### [Objective]
Take the entries below and print all of them exactly, please.

### [Supplied information]
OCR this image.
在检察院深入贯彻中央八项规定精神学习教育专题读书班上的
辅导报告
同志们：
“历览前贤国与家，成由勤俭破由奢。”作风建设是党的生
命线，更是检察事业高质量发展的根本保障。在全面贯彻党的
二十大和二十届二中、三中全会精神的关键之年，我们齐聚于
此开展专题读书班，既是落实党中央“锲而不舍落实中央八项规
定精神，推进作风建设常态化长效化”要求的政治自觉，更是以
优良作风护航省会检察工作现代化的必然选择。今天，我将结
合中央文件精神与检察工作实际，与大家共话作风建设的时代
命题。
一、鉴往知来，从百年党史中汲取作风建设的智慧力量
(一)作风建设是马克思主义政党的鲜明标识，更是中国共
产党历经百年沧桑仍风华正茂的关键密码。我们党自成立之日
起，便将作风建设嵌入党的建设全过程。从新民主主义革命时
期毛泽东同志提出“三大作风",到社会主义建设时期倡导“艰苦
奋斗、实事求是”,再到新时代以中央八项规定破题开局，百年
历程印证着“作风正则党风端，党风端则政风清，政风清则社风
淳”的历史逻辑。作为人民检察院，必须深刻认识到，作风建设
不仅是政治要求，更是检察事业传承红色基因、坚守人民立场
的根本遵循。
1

### [Exercise result]
OCR this image.
在检察院深入贯彻中央八项规定精神学习教育专题读书班上的
辅导报告
同志们：
“历览前贤国与家，成由勤俭破由奢。”作风建设是党的生
命线，更是检察事业高质量发展的根本保障。在全面贯彻党的
二十大和二十届二中、三中全会精神的关键之年，我们齐聚于
此开展专题读书班，既是落实党中央“锲而不舍落实中央八项规
定精神，推进作风建设常态化长效化”要求的政治自觉，更是以
优良作风护航省会检察工作现代化的必然选择。今天，我将结
合中央文件精神与检察工作实际，与大家共话作风建设的时代
命题。
一、鉴往知来，从百年党史中汲取作风建设的智慧力量
(一)作风建设是马克思主义政党的鲜明标识，更是中国共
产党历经百年沧桑仍风华正茂的关键密码。我们党自成立之日
起，便将作风建设嵌入党的建设全过程。从新民主主义革命时
期毛泽东同志提出“三大作风",到社会主义建设时期倡导“艰苦
奋斗、实事求是”,再到新时代以中央八项规定破题开局，百年
历程印证着“作风正则党风端，党风端则政风清，政风清则社风
淳”的历史逻辑。作为人民检察院，必须深刻认识到，作风建设
不仅是政治要求，更是检察事业传承红色基因、坚守人民立场
的根本遵循。
1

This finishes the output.